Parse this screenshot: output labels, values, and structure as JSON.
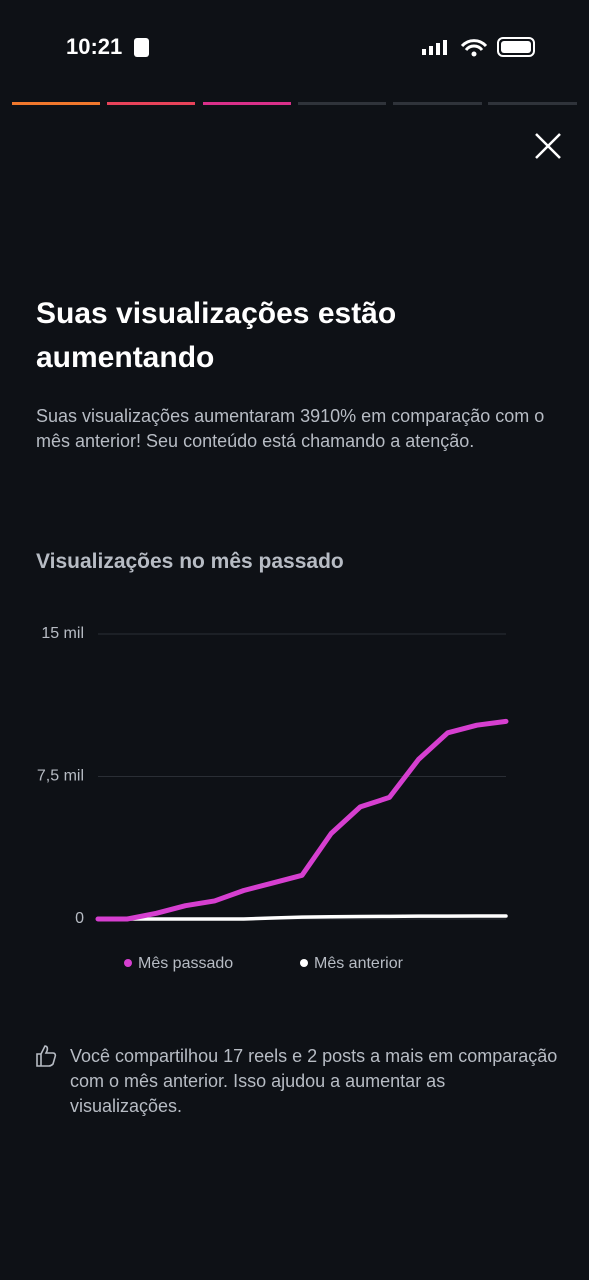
{
  "status": {
    "time": "10:21"
  },
  "content": {
    "title": "Suas visualizações estão aumentando",
    "description": "Suas visualizações aumentaram 3910% em comparação com o mês anterior! Seu conteúdo está chamando a atenção.",
    "footnote": "Você compartilhou 17 reels e 2 posts a mais em comparação com o mês anterior. Isso ajudou a aumentar as visualizações."
  },
  "chart_data": {
    "type": "line",
    "title": "Visualizações no mês passado",
    "categories": [
      null,
      null,
      null,
      null,
      null,
      null,
      null,
      null,
      null,
      null,
      null,
      null,
      null,
      null,
      null
    ],
    "series": [
      {
        "name": "Mês passado",
        "color": "#d63fd0",
        "values": [
          0,
          0,
          300,
          700,
          950,
          1500,
          1900,
          2300,
          4500,
          5900,
          6400,
          8400,
          9800,
          10200,
          10400
        ]
      },
      {
        "name": "Mês anterior",
        "color": "#ffffff",
        "values": [
          0,
          0,
          0,
          0,
          0,
          0,
          50,
          100,
          120,
          130,
          140,
          150,
          150,
          160,
          160
        ]
      }
    ],
    "ylim": [
      0,
      15000
    ],
    "yticks": [
      0,
      {
        "value": 7500,
        "label": "7,5 mil"
      },
      {
        "value": 15000,
        "label": "15 mil"
      }
    ],
    "grid": true
  }
}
····················
- Written task
Gather every line from the listing above in which the word "passado" appears.

- Written answer
    "title": "Visualizações no mês passado",
        "name": "Mês passado",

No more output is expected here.